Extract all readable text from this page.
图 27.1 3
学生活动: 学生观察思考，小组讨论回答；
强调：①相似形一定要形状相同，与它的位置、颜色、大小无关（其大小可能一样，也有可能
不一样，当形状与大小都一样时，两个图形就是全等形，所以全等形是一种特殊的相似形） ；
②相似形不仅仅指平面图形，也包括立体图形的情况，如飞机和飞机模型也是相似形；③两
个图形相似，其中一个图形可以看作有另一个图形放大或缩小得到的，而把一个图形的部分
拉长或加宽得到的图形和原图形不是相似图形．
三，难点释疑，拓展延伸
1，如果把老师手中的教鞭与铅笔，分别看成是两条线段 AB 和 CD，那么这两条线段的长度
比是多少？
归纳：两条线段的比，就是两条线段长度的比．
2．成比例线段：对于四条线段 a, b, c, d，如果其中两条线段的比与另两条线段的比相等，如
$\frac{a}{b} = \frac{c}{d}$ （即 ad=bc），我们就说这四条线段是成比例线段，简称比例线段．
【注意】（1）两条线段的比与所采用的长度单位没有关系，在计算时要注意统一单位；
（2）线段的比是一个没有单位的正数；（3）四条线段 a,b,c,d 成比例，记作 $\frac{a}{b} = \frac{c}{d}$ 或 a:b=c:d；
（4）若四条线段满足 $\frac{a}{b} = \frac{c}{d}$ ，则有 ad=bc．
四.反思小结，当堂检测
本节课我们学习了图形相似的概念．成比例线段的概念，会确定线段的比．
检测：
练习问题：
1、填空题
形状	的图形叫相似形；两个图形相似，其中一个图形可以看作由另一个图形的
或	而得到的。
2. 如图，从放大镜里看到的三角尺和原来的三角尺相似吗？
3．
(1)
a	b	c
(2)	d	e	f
⁂
• THE EXERCISE:
Transcribe the whole listing exactly.

• EXPECTED ANSWER:
Extract all readable text from this page.
图 27.1 3
学生活动: 学生观察思考，小组讨论回答；
强调：①相似形一定要形状相同，与它的位置、颜色、大小无关（其大小可能一样，也有可能
不一样，当形状与大小都一样时，两个图形就是全等形，所以全等形是一种特殊的相似形） ；
②相似形不仅仅指平面图形，也包括立体图形的情况，如飞机和飞机模型也是相似形；③两
个图形相似，其中一个图形可以看作有另一个图形放大或缩小得到的，而把一个图形的部分
拉长或加宽得到的图形和原图形不是相似图形．
三，难点释疑，拓展延伸
1，如果把老师手中的教鞭与铅笔，分别看成是两条线段 AB 和 CD，那么这两条线段的长度
比是多少？
归纳：两条线段的比，就是两条线段长度的比．
2．成比例线段：对于四条线段 a, b, c, d，如果其中两条线段的比与另两条线段的比相等，如
$\frac{a}{b} = \frac{c}{d}$ （即 ad=bc），我们就说这四条线段是成比例线段，简称比例线段．
【注意】（1）两条线段的比与所采用的长度单位没有关系，在计算时要注意统一单位；
（2）线段的比是一个没有单位的正数；（3）四条线段 a,b,c,d 成比例，记作 $\frac{a}{b} = \frac{c}{d}$ 或 a:b=c:d；
（4）若四条线段满足 $\frac{a}{b} = \frac{c}{d}$ ，则有 ad=bc．
四.反思小结，当堂检测
本节课我们学习了图形相似的概念．成比例线段的概念，会确定线段的比．
检测：
练习问题：
1、填空题
形状	的图形叫相似形；两个图形相似，其中一个图形可以看作由另一个图形的
或	而得到的。
2. 如图，从放大镜里看到的三角尺和原来的三角尺相似吗？
3．
(1)
a	b	c
(2)	d	e	f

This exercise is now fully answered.